> **Exercise instructions**:
Copy the data exactly as it appears, and do not include any pictures.

== Supplied data

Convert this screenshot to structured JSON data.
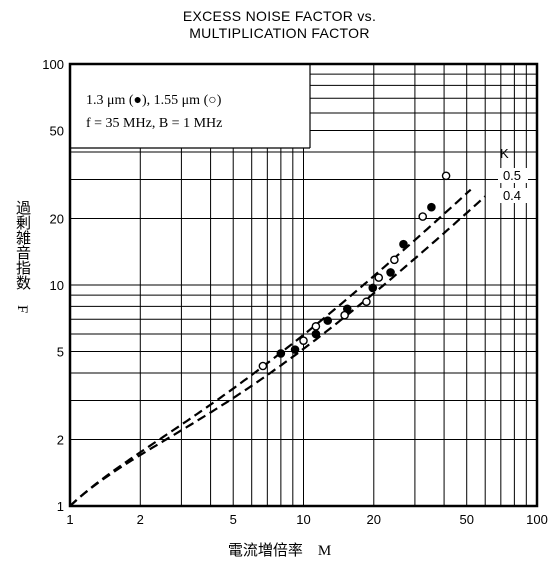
{
  "chart_data": {
    "type": "scatter",
    "title_line1": "EXCESS NOISE FACTOR vs.",
    "title_line2": "MULTIPLICATION FACTOR",
    "xlabel": "電流増倍率　M",
    "ylabel": "過剰雑音指数　F",
    "xscale": "log",
    "yscale": "log",
    "xlim": [
      1,
      100
    ],
    "ylim": [
      1,
      100
    ],
    "x_tick_labels": [
      "1",
      "2",
      "5",
      "10",
      "20",
      "50",
      "100"
    ],
    "y_tick_labels": [
      "1",
      "2",
      "5",
      "10",
      "20",
      "50",
      "100"
    ],
    "grid": true,
    "legend": {
      "placement": "top-left",
      "line1": "1.3 μm (●), 1.55 μm (○)",
      "line2": "f = 35 MHz,  B = 1 MHz"
    },
    "curve_header": "K",
    "curves": [
      {
        "name": "0.5",
        "k": 0.5
      },
      {
        "name": "0.4",
        "k": 0.4
      }
    ],
    "series": [
      {
        "name": "1.3 μm",
        "marker": "filled",
        "points": [
          [
            8.0,
            4.9
          ],
          [
            9.2,
            5.1
          ],
          [
            11.3,
            6.0
          ],
          [
            12.7,
            6.9
          ],
          [
            15.4,
            7.8
          ],
          [
            19.8,
            9.7
          ],
          [
            23.6,
            11.4
          ],
          [
            26.8,
            15.3
          ],
          [
            35.3,
            22.5
          ]
        ]
      },
      {
        "name": "1.55 μm",
        "marker": "open",
        "points": [
          [
            6.7,
            4.3
          ],
          [
            10.0,
            5.6
          ],
          [
            11.3,
            6.5
          ],
          [
            15.0,
            7.3
          ],
          [
            18.6,
            8.4
          ],
          [
            21.0,
            10.8
          ],
          [
            24.5,
            13.0
          ],
          [
            32.4,
            20.4
          ],
          [
            40.8,
            31.2
          ]
        ]
      }
    ]
  }
}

====

> **Output below**:
Convert this screenshot to structured JSON data.
{
  "chart_data": {
    "type": "scatter",
    "title_line1": "EXCESS NOISE FACTOR vs.",
    "title_line2": "MULTIPLICATION FACTOR",
    "xlabel": "電流増倍率　M",
    "ylabel": "過剰雑音指数　F",
    "xscale": "log",
    "yscale": "log",
    "xlim": [
      1,
      100
    ],
    "ylim": [
      1,
      100
    ],
    "x_tick_labels": [
      "1",
      "2",
      "5",
      "10",
      "20",
      "50",
      "100"
    ],
    "y_tick_labels": [
      "1",
      "2",
      "5",
      "10",
      "20",
      "50",
      "100"
    ],
    "grid": true,
    "legend": {
      "placement": "top-left",
      "line1": "1.3 μm (●), 1.55 μm (○)",
      "line2": "f = 35 MHz,  B = 1 MHz"
    },
    "curve_header": "K",
    "curves": [
      {
        "name": "0.5",
        "k": 0.5
      },
      {
        "name": "0.4",
        "k": 0.4
      }
    ],
    "series": [
      {
        "name": "1.3 μm",
        "marker": "filled",
        "points": [
          [
            8.0,
            4.9
          ],
          [
            9.2,
            5.1
          ],
          [
            11.3,
            6.0
          ],
          [
            12.7,
            6.9
          ],
          [
            15.4,
            7.8
          ],
          [
            19.8,
            9.7
          ],
          [
            23.6,
            11.4
          ],
          [
            26.8,
            15.3
          ],
          [
            35.3,
            22.5
          ]
        ]
      },
      {
        "name": "1.55 μm",
        "marker": "open",
        "points": [
          [
            6.7,
            4.3
          ],
          [
            10.0,
            5.6
          ],
          [
            11.3,
            6.5
          ],
          [
            15.0,
            7.3
          ],
          [
            18.6,
            8.4
          ],
          [
            21.0,
            10.8
          ],
          [
            24.5,
            13.0
          ],
          [
            32.4,
            20.4
          ],
          [
            40.8,
            31.2
          ]
        ]
      }
    ]
  }
}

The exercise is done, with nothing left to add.